TASK => Show every line containing "Research" by copying it.

INPUT RECORDS =>

+++

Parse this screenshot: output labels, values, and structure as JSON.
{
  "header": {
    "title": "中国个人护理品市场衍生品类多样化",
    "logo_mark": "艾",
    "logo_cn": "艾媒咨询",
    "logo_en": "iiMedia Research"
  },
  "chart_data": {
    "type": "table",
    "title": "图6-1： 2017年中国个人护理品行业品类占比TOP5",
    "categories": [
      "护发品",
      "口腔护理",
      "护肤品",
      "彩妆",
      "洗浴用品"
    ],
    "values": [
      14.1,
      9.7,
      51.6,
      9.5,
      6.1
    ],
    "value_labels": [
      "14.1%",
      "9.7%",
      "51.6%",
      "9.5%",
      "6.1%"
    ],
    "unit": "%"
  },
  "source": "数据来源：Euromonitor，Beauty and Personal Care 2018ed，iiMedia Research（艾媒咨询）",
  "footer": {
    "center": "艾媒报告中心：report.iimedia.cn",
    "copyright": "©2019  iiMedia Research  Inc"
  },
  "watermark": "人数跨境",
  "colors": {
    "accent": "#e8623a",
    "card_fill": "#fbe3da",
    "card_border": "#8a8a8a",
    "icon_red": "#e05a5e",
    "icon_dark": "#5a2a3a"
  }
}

+++

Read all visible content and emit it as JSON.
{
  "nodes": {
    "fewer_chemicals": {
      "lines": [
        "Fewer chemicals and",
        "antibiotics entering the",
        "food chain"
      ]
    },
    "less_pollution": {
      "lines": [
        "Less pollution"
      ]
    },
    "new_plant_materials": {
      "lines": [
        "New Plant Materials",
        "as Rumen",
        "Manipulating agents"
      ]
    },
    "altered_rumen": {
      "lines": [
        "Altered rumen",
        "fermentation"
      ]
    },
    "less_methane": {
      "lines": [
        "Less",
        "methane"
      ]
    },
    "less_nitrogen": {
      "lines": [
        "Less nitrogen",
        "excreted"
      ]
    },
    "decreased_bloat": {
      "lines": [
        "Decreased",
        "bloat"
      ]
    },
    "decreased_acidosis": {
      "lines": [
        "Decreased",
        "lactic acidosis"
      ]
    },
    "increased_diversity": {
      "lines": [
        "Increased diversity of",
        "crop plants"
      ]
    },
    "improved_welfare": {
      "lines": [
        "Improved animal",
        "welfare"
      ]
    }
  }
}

+++

EXERCISE SOLUTION =>
    "logo_en": "iiMedia Research"
  "source": "数据来源：Euromonitor，Beauty and Personal Care 2018ed，iiMedia Research（艾媒咨询）",
    "copyright": "©2019  iiMedia Research  Inc"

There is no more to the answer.